### WRITTEN TASK 1:
List the four YOLOv5 versions that the YOLOv5 passage names.

Based on the comprehensive consideration of the accuracy and real-time performance of all models of the YOLO series, YOLOv5 is a widely used model and is selected as the basic network for improvement. The network structure diagram is shown in Figure 1.

YOLOv5 has four versions: YOLOv5s, YOLOv5m, YOLOv5l, and YOLOv5x. The main difference is that the depth multiple and width multiple of the model are different, as shown in Table 1.

In the YOLOv5 network, DM affects the number of network application bottleneck components, that is, the length of the network depth. The number of bottleneck components applied to different versions of the YOLOv5 network is different and needs to be determined according to the theoretical repetition number and DM of bottleneck components—that is, the actual repetition number = the theoretical repetition number of bottleneck × DM.

In the YOLOv5 network, WM affects the number of convolution kernels in the network convolution layer (Conv), that is, the number of channels. The number of convolution layer channels of different versions of the YOLOv5 network is different and needs to be determined according to the theoretical value and WM of the convolution kernel—that is, output channel = theoretical convolution kernel value × WM.

The actual running number of the bottleneck module in C3 and the actual channel number of convolutional layers in different versions of YOLOv5 are shown in Table 2. The number of C3 and Conv in the backbone network and neck network follows the principle of uniform number, first from left to right, and then from top to bottom. In C3-n and Conv-m in Table 2, n and m represent the theoretical repetitions of C3 and Conv, respectively.

2.2. Lightweight Network

With the development of convolutional neural networks, neural networks have been widely used in industrial computer vision and have achieved success. However, due to the limitation of storage space and power consumption, convolutional neural networks still face great challenges. Lightweight networks are widely used in tasks such as computer vision because it reduces the number of parameters, model size, and calculation while maintaining the good performance of the network model. Common lightweight networks include MobileNetV3 [30], Ghostnet [31], and Shufflenetv2 [32].

2.2.1. MobileNetV3

MobileNetV3 is one of the lightweight networks of the MobileNet series, which has the best features.

### EXERCISE INPUTS:
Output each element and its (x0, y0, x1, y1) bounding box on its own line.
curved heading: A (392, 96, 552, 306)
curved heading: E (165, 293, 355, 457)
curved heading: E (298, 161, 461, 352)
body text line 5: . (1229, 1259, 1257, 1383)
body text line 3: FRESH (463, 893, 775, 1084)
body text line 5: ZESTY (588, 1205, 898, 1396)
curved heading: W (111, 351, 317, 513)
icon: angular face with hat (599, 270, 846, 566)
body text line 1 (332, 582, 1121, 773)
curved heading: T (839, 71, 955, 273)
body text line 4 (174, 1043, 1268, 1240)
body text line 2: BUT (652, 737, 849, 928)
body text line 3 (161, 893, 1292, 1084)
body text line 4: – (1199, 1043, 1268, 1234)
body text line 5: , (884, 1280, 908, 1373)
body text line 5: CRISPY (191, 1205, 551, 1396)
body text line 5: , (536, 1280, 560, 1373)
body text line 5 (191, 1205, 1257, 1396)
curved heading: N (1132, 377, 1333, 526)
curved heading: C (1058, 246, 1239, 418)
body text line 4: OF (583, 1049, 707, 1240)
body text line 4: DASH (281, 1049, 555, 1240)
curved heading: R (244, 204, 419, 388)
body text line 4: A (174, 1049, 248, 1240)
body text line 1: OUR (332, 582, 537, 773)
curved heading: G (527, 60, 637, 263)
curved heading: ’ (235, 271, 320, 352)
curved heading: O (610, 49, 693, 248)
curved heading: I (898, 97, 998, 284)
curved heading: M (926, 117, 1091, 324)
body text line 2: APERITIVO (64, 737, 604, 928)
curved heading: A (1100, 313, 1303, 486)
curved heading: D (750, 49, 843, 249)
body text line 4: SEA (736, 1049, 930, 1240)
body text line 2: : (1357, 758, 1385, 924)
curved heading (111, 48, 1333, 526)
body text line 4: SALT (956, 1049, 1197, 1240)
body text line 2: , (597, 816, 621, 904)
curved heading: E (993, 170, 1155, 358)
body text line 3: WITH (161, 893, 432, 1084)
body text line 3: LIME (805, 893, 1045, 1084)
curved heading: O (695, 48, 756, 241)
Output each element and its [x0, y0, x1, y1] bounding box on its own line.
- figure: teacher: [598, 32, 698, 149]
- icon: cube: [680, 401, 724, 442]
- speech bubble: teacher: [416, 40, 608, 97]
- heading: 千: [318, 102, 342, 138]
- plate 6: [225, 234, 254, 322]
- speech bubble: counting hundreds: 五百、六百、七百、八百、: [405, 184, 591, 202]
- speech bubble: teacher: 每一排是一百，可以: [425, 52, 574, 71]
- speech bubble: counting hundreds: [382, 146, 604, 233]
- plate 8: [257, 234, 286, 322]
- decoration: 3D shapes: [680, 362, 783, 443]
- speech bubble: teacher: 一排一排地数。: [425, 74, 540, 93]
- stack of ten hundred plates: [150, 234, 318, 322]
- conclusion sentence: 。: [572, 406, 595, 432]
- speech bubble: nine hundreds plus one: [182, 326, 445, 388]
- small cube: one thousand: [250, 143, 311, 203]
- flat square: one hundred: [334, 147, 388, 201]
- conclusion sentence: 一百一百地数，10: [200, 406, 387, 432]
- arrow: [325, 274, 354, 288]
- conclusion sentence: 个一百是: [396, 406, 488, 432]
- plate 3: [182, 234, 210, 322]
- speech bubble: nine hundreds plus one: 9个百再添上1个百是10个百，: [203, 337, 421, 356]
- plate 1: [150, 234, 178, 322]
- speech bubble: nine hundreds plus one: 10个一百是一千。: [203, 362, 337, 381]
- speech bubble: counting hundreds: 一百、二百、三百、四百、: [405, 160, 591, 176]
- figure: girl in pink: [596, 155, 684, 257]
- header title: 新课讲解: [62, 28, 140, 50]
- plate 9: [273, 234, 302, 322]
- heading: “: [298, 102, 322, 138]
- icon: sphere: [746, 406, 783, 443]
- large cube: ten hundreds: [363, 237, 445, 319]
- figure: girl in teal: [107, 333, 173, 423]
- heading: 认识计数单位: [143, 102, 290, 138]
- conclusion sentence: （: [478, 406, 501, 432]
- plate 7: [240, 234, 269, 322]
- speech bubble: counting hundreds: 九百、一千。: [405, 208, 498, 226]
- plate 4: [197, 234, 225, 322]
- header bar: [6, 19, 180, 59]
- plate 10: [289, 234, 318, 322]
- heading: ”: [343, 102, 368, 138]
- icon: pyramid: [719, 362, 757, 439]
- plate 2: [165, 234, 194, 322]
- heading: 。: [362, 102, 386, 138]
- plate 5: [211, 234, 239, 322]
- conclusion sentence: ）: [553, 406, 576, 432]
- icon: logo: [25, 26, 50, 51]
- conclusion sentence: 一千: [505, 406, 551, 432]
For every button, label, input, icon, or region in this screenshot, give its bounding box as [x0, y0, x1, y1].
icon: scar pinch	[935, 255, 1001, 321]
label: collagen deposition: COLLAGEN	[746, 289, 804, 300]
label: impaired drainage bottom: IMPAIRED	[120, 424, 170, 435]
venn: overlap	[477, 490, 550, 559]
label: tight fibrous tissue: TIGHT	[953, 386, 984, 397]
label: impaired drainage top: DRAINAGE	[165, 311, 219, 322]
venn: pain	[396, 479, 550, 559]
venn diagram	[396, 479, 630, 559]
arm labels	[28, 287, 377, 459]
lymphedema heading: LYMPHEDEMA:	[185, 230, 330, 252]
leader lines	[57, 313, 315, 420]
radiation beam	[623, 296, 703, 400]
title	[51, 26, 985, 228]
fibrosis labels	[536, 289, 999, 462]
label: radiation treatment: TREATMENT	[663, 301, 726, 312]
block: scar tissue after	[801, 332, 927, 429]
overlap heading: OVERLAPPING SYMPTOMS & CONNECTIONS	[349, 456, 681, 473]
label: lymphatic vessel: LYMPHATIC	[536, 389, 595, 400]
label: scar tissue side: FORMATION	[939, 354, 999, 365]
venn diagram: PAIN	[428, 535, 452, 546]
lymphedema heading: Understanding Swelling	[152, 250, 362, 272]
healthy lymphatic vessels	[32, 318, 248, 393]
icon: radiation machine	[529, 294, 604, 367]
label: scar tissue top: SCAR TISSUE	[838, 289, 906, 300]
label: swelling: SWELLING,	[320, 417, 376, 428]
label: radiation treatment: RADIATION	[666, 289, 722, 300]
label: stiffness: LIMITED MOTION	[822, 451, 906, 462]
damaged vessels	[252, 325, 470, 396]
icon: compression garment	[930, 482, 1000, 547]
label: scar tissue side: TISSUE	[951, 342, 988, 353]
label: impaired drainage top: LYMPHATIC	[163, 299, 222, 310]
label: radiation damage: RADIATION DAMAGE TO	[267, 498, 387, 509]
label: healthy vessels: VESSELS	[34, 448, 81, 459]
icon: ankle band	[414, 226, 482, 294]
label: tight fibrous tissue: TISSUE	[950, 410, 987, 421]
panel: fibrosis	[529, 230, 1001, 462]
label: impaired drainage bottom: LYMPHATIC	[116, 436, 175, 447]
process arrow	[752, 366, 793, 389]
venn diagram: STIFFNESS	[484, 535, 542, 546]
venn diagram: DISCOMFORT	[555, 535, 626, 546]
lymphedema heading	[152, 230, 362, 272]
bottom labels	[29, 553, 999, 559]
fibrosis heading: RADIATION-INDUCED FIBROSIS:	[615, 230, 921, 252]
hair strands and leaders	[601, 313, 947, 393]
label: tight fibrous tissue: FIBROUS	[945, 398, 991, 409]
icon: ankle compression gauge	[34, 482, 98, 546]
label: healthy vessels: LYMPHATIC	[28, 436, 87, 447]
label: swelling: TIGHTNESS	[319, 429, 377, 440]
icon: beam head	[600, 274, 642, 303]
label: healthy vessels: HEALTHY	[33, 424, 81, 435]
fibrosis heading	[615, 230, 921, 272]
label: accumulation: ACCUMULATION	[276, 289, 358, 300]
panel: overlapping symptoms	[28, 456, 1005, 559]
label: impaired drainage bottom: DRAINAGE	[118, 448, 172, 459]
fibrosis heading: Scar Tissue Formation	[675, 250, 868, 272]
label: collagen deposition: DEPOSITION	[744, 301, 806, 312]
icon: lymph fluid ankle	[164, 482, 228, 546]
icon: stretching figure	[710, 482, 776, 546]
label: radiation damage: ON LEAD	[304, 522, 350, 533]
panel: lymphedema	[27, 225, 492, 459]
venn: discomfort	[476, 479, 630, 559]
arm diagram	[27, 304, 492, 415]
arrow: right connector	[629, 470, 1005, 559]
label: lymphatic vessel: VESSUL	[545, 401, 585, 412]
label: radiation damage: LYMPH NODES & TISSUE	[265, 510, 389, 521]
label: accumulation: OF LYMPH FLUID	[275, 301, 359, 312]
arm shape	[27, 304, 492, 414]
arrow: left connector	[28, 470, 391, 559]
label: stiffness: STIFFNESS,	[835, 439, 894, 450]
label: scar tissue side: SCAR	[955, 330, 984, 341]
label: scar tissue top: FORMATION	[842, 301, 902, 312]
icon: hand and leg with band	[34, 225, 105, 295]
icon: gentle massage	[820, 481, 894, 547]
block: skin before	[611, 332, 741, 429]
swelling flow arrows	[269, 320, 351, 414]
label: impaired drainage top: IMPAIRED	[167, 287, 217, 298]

### WRITTEN TASK 2:
Copy the records exactly as lines, starting with their first line and stopping after the line that contains "body text line 3: FRESH (463, 893, 775, 1084)".

### CORRECT ANSWER 1:
YOLOv5s
YOLOv5m
YOLOv5l
YOLOv5x

### CORRECT ANSWER 2:
Output each element and its (x0, y0, x1, y1) bounding box on its own line.
curved heading: A (392, 96, 552, 306)
curved heading: E (165, 293, 355, 457)
curved heading: E (298, 161, 461, 352)
body text line 5: . (1229, 1259, 1257, 1383)
body text line 3: FRESH (463, 893, 775, 1084)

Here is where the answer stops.